Problem statement: All lines in the data bearing the string "this" should be identified and copied.

=-=-=

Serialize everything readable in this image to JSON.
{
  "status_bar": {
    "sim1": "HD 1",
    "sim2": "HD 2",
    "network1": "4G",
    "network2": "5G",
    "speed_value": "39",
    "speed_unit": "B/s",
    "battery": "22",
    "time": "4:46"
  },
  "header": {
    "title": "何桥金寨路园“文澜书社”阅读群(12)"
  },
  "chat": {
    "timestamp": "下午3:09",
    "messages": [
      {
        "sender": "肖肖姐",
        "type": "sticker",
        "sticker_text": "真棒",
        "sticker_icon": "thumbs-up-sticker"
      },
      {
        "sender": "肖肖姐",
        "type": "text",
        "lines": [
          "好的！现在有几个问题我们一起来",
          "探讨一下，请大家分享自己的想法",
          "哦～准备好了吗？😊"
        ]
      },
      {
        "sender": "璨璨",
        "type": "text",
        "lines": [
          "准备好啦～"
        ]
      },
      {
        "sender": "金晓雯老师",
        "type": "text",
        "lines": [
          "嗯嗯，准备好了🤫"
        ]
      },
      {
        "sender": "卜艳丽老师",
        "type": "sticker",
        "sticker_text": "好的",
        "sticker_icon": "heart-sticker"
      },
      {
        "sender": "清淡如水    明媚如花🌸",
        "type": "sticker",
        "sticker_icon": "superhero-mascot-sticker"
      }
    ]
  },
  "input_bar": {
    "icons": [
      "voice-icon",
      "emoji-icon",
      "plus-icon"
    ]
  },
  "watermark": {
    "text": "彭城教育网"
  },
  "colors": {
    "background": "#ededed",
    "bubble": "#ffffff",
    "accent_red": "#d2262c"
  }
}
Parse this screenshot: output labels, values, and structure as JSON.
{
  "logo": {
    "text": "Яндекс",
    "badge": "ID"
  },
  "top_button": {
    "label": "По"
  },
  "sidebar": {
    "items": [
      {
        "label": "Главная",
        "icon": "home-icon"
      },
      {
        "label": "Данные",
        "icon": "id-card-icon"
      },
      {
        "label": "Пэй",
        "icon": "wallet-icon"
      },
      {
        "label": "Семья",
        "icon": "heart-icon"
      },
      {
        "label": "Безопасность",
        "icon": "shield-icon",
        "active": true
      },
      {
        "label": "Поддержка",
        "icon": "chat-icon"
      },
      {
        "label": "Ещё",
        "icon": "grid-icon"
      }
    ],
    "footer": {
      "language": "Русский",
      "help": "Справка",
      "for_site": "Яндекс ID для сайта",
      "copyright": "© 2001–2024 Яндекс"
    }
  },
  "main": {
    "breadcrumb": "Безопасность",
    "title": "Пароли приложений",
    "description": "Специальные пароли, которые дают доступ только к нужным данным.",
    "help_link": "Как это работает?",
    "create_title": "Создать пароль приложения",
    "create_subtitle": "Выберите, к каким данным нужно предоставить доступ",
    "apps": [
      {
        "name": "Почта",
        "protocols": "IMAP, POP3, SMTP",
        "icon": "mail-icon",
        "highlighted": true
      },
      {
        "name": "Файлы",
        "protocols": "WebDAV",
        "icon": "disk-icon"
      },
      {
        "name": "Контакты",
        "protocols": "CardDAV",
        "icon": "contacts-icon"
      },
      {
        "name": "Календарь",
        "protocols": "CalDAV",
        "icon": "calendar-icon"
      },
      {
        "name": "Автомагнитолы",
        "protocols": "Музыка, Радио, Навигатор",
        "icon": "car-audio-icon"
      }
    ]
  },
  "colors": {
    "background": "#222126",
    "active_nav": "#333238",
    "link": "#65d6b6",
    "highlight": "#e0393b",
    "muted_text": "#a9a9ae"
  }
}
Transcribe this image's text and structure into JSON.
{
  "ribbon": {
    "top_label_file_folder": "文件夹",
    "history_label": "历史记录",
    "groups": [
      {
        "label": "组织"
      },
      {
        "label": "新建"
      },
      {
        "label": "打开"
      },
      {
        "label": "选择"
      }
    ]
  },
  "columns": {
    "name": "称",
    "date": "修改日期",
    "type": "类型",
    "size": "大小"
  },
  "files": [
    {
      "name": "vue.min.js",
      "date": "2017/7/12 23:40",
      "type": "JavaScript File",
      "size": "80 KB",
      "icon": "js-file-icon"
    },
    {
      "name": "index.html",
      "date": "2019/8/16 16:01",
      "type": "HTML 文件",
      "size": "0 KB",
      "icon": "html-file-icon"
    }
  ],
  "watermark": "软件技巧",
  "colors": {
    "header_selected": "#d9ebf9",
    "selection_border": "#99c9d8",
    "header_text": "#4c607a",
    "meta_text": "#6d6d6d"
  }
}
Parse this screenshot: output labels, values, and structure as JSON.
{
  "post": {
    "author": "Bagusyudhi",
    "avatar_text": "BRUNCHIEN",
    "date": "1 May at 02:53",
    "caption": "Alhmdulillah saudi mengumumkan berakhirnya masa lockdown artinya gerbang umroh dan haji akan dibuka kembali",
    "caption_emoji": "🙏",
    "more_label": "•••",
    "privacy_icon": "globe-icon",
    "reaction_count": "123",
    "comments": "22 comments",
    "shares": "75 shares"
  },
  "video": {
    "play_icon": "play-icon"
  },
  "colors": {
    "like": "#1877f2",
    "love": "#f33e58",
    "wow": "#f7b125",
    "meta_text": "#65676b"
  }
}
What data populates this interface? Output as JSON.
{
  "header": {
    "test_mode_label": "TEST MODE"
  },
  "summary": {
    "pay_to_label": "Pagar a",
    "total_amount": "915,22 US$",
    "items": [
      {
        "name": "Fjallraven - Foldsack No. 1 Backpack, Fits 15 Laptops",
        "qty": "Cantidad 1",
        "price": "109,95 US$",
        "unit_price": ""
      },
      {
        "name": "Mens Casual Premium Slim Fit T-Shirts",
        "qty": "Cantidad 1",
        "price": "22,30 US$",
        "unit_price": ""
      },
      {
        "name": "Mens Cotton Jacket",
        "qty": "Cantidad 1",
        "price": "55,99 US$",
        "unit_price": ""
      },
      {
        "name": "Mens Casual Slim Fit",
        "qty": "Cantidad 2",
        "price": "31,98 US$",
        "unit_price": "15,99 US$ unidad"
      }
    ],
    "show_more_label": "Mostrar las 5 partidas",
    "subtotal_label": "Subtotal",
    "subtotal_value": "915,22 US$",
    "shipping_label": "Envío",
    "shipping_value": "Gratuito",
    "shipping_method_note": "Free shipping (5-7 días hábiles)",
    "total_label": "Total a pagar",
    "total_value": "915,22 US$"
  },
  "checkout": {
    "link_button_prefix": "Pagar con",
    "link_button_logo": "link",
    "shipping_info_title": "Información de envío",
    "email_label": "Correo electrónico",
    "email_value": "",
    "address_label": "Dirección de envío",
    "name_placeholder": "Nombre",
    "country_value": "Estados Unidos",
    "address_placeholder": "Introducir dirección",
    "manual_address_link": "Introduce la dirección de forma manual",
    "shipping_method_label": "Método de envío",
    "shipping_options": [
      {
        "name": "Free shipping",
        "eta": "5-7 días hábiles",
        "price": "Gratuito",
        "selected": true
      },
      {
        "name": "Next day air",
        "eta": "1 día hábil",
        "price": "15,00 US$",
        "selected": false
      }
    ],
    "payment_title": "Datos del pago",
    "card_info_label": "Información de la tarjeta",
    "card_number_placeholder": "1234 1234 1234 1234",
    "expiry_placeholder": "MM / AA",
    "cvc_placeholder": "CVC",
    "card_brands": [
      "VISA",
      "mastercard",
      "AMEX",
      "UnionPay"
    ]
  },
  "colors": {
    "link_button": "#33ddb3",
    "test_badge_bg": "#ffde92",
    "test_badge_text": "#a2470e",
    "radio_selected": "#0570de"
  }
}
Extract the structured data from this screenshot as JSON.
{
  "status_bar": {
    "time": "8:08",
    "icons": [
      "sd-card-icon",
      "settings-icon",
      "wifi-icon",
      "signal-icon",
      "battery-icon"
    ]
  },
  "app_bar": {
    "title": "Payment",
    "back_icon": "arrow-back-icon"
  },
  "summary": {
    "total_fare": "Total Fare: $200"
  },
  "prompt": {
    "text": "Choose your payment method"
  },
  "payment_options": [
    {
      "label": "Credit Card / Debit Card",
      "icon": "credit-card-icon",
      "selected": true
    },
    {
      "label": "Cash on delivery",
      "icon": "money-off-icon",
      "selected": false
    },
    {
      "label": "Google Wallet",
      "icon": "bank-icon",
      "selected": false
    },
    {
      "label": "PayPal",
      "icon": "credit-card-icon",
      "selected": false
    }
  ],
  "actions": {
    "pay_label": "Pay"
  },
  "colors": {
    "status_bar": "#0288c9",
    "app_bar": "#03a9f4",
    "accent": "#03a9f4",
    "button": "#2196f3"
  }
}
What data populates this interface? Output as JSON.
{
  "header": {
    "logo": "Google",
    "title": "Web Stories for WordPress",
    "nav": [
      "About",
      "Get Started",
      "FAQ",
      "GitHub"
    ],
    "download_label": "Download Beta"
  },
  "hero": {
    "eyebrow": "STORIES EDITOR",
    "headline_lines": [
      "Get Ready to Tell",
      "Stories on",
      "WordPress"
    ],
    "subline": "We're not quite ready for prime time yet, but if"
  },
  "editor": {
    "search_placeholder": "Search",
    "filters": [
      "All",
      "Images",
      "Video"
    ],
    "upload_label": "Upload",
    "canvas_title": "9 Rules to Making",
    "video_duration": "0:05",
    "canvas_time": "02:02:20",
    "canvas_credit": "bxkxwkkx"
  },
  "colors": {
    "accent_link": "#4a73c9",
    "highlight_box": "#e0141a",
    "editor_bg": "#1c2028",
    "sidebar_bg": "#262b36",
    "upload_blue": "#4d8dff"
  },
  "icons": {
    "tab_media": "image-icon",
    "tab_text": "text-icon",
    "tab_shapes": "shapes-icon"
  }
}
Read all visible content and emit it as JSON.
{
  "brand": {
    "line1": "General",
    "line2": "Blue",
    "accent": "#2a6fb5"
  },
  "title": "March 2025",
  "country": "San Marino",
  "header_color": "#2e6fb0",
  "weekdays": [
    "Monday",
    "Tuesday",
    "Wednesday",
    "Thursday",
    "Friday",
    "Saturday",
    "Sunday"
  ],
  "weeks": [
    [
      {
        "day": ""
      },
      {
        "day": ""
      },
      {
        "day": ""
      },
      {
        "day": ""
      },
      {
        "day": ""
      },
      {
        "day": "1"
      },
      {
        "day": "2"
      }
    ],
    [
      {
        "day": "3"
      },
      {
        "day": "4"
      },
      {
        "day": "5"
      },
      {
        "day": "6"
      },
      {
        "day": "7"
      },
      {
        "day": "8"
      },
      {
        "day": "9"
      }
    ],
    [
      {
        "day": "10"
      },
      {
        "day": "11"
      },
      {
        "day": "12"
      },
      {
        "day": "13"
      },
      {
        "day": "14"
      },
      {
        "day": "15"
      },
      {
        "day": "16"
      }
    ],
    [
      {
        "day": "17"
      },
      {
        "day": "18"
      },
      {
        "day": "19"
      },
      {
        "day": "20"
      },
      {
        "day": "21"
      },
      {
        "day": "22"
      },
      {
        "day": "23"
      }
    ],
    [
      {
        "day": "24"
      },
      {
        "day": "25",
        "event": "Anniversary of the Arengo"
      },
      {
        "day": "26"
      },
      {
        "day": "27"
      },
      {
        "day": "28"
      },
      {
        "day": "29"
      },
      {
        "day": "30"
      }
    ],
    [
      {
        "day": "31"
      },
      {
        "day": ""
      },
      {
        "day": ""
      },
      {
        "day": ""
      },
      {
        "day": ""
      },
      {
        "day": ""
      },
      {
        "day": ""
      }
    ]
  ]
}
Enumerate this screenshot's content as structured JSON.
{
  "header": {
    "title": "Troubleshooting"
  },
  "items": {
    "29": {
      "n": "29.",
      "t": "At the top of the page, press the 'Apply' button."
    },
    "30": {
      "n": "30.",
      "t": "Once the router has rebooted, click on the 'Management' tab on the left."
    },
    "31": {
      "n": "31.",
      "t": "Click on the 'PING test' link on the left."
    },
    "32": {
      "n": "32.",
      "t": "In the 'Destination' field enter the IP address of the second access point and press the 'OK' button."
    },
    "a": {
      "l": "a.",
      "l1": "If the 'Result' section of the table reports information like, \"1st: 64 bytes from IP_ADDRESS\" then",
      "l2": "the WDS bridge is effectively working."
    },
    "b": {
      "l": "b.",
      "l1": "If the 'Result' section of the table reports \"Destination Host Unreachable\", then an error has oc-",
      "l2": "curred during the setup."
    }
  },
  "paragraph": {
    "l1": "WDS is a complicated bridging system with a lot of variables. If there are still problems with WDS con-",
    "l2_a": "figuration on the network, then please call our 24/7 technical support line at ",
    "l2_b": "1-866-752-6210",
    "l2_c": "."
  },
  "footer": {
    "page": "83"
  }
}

=-=-=

Problem solution:
Serialize everything readable in this image to JSON.
Parse this screenshot: output labels, values, and structure as JSON.
Transcribe this image's text and structure into JSON.
Parse this screenshot: output labels, values, and structure as JSON.
What data populates this interface? Output as JSON.
Extract the structured data from this screenshot as JSON.
What data populates this interface? Output as JSON.
Enumerate this screenshot's content as structured JSON.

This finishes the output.